En qué consiste: Imprime sin ningún cambio todas las líneas de las entradas que aparecen a continuación.
----------------
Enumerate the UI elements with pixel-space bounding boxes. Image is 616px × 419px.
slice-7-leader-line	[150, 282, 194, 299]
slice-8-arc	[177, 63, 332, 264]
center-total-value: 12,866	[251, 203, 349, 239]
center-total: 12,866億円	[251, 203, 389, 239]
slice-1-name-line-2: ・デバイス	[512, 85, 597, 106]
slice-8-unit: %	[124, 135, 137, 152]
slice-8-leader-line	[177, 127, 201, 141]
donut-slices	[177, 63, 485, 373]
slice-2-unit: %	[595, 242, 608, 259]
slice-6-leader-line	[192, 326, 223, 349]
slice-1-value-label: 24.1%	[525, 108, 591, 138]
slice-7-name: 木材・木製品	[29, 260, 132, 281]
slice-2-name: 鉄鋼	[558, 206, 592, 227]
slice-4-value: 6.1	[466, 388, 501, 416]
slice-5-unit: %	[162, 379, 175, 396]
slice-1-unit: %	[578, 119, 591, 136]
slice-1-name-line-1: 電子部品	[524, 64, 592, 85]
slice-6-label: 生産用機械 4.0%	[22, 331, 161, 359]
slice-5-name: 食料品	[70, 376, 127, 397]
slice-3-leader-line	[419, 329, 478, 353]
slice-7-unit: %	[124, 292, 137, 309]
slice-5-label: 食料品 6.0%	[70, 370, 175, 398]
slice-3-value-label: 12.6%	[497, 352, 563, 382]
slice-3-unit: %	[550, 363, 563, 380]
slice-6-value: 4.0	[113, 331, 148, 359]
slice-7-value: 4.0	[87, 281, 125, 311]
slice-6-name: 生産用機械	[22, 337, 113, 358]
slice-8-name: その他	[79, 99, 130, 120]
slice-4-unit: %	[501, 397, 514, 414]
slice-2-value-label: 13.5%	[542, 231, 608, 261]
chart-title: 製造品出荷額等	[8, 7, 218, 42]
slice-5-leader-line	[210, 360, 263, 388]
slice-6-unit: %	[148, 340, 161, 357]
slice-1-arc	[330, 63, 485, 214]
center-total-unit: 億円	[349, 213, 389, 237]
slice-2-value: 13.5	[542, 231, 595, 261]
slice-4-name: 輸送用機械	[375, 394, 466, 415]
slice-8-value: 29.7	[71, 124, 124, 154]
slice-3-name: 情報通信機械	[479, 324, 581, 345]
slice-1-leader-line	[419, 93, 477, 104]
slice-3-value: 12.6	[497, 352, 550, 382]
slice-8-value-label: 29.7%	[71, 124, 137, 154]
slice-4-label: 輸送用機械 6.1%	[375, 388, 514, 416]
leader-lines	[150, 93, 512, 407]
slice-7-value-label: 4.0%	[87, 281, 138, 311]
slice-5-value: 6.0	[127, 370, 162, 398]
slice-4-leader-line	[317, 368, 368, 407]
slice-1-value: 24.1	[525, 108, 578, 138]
----------------
Respuesta final:
Enumerate the UI elements with pixel-space bounding boxes. Image is 616px × 419px.
slice-7-leader-line	[150, 282, 194, 299]
slice-8-arc	[177, 63, 332, 264]
center-total-value: 12,866	[251, 203, 349, 239]
center-total: 12,866億円	[251, 203, 389, 239]
slice-1-name-line-2: ・デバイス	[512, 85, 597, 106]
slice-8-unit: %	[124, 135, 137, 152]
slice-8-leader-line	[177, 127, 201, 141]
donut-slices	[177, 63, 485, 373]
slice-2-unit: %	[595, 242, 608, 259]
slice-6-leader-line	[192, 326, 223, 349]
slice-1-value-label: 24.1%	[525, 108, 591, 138]
slice-7-name: 木材・木製品	[29, 260, 132, 281]
slice-2-name: 鉄鋼	[558, 206, 592, 227]
slice-4-value: 6.1	[466, 388, 501, 416]
slice-5-unit: %	[162, 379, 175, 396]
slice-1-unit: %	[578, 119, 591, 136]
slice-1-name-line-1: 電子部品	[524, 64, 592, 85]
slice-6-label: 生産用機械 4.0%	[22, 331, 161, 359]
slice-5-name: 食料品	[70, 376, 127, 397]
slice-3-leader-line	[419, 329, 478, 353]
slice-7-unit: %	[124, 292, 137, 309]
slice-5-label: 食料品 6.0%	[70, 370, 175, 398]
slice-3-value-label: 12.6%	[497, 352, 563, 382]
slice-3-unit: %	[550, 363, 563, 380]
slice-6-value: 4.0	[113, 331, 148, 359]
slice-7-value: 4.0	[87, 281, 125, 311]
slice-6-name: 生産用機械	[22, 337, 113, 358]
slice-8-name: その他	[79, 99, 130, 120]
slice-4-unit: %	[501, 397, 514, 414]
slice-2-value-label: 13.5%	[542, 231, 608, 261]
chart-title: 製造品出荷額等	[8, 7, 218, 42]
slice-5-leader-line	[210, 360, 263, 388]
slice-6-unit: %	[148, 340, 161, 357]
slice-1-arc	[330, 63, 485, 214]
center-total-unit: 億円	[349, 213, 389, 237]
slice-2-value: 13.5	[542, 231, 595, 261]
slice-4-name: 輸送用機械	[375, 394, 466, 415]
slice-8-value: 29.7	[71, 124, 124, 154]
slice-3-name: 情報通信機械	[479, 324, 581, 345]
slice-1-leader-line	[419, 93, 477, 104]
slice-3-value: 12.6	[497, 352, 550, 382]
slice-8-value-label: 29.7%	[71, 124, 137, 154]
slice-4-label: 輸送用機械 6.1%	[375, 388, 514, 416]
leader-lines	[150, 93, 512, 407]
slice-7-value-label: 4.0%	[87, 281, 138, 311]
slice-5-value: 6.0	[127, 370, 162, 398]
slice-4-leader-line	[317, 368, 368, 407]
slice-1-value: 24.1	[525, 108, 578, 138]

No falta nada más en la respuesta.